● **DIRECTIONS FOR THIS TASK**: In the collection of quotations below, who did the old lady in the eighties mistake the speaker for?

● **SOURCE TEXT**:
◆ ◆ ◆

I’ve always regretted that I never was able to talk openly with my parents, especially with my father. I’ve heard and read so many things about my family that I can no longer believe anything; every relative I question has a completely different story from the last. I seem to have half a dozen family histories.
Fame can take interesting men and thrust mediocrity upon them.
If I hadn’t learned how to be a musician and writer, it wouldn’t have mattered what I did.
I never knew too many rock people. I would get to a place, some club or other, and see all these famous rockers bonding. And I remember feeling completely on the outside. I regret that sometimes.
I’m in awe of the universe, but I don’t necessarily believe there’s an intelligence or agent behind it. I do have a passion for the visual in religious rituals, though, even though they may be completely empty and bereft of substance. The incense is powerful and provocative, whether Buddhist or Catholic.
The depressing realization in this age of dumbing down is that the questions have moved from “Was Nietzsche right about God?”
to “How big was his dick?”
Make the best of every moment. We’re not evolving. We’re not going anywhere.
You’re never who you think you are. Sometime in the eighties, an old lady approached me and asked, “Mr. Elton, may I have your autograph?” I told her that I wasn’t Elton but David Bowie. She replied, “Oh, thank goodness. I couldn’t stand his red hair and all that makeup.”

◆ ◆ ◆

● **GIVEN INFORMATION**:

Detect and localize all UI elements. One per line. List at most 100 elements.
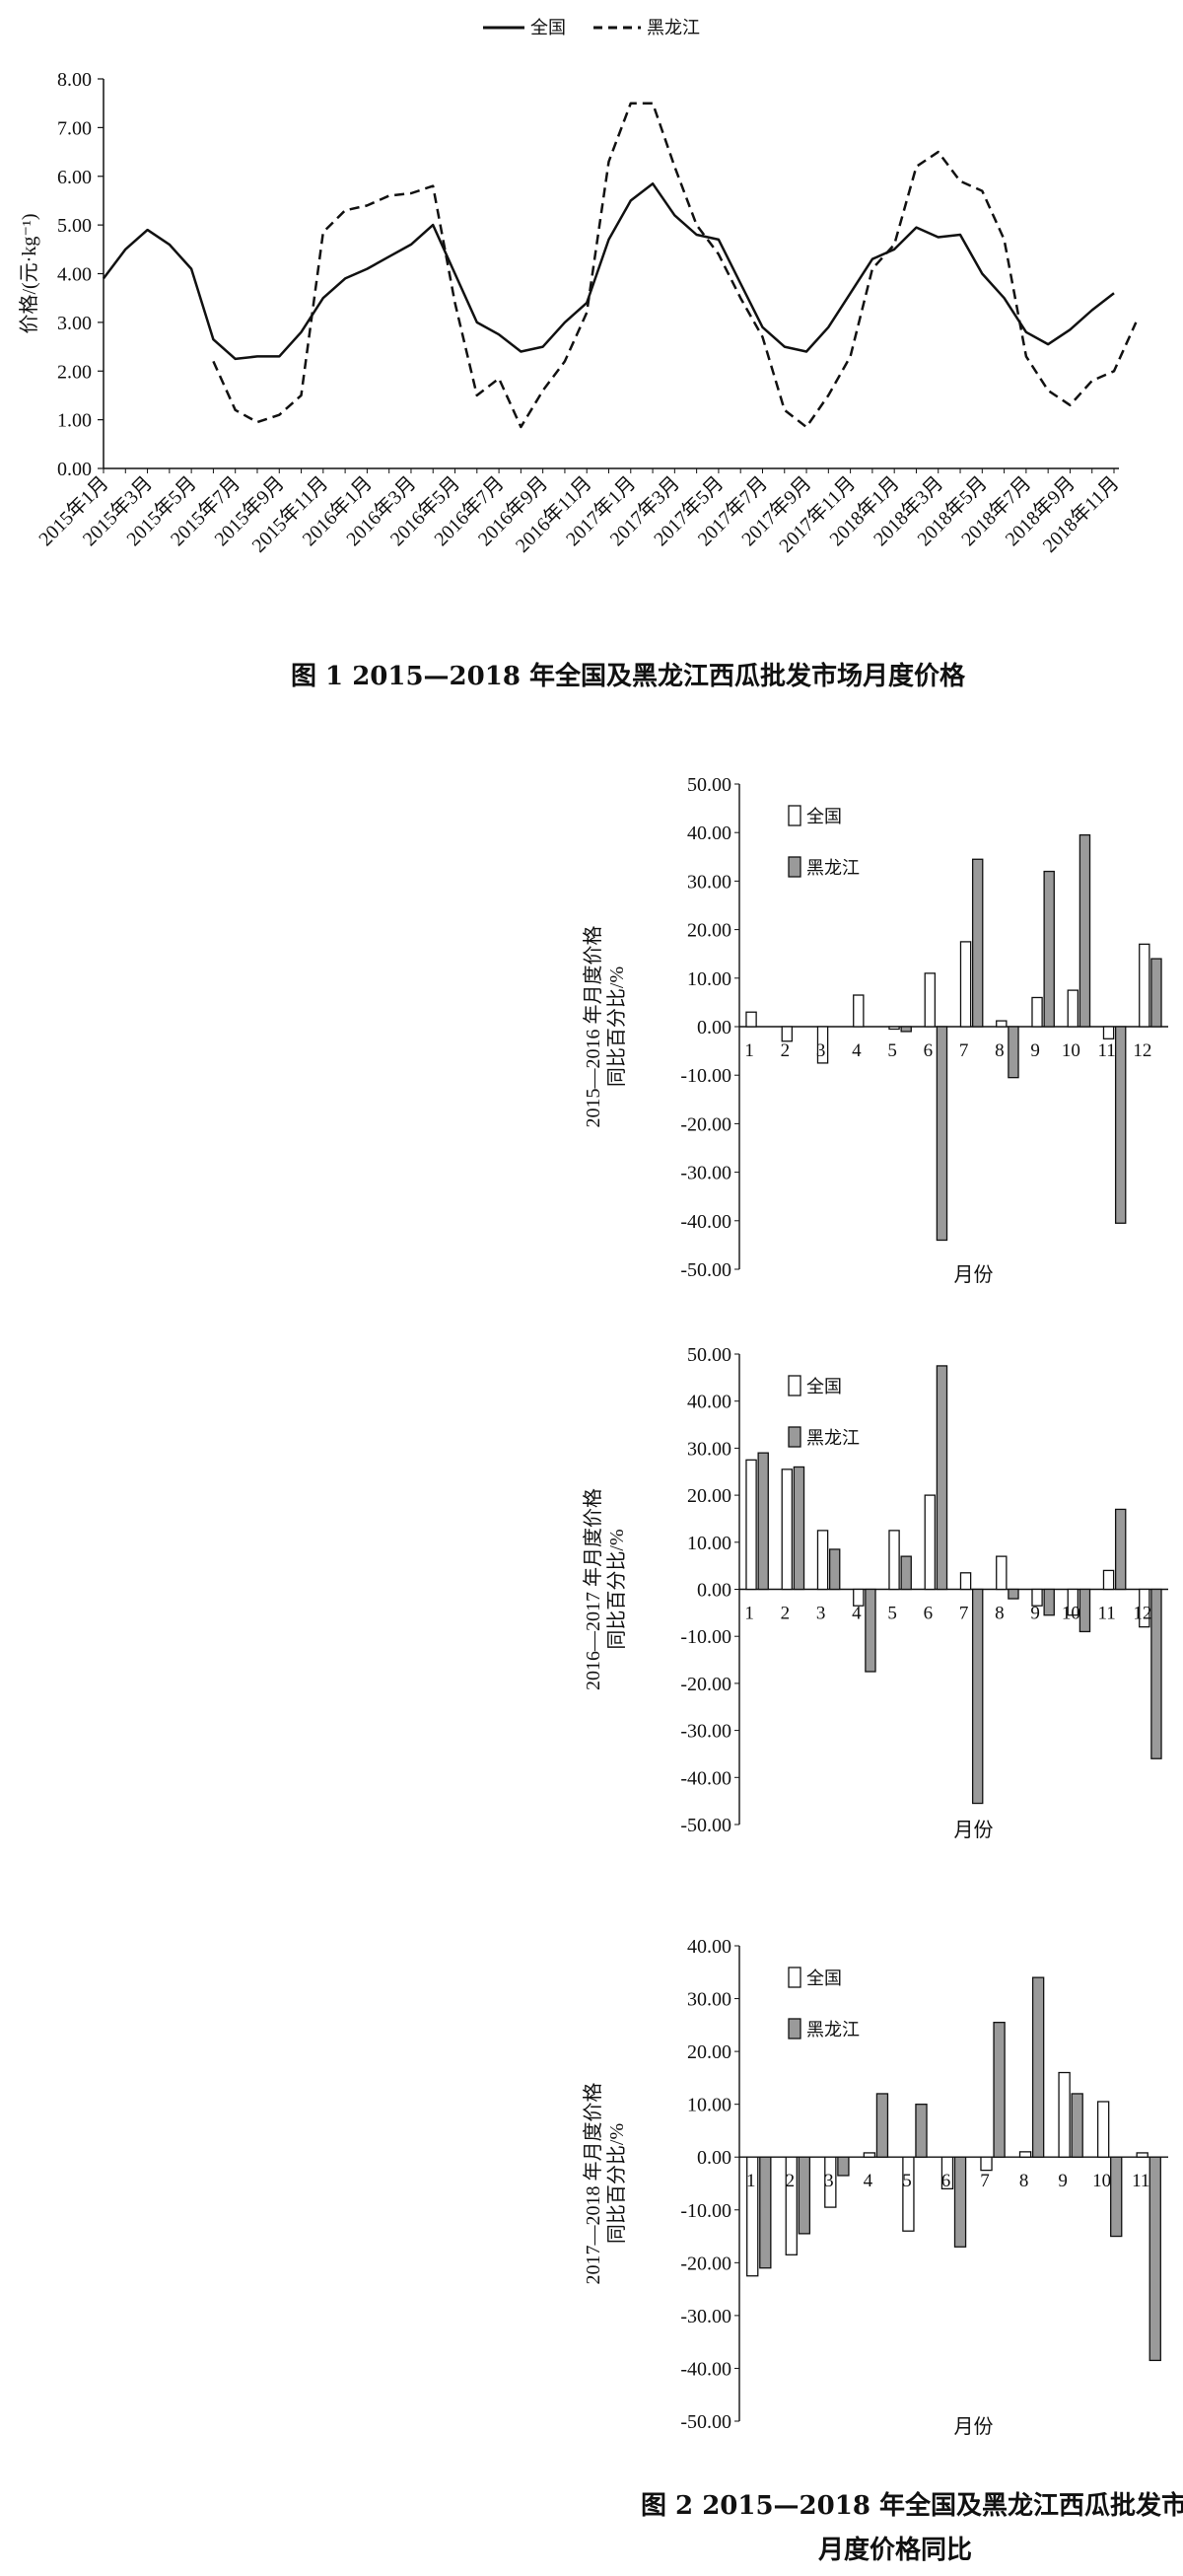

◆ ◆ ◆

● **RESULT OF THIS EXERCISE**: Elton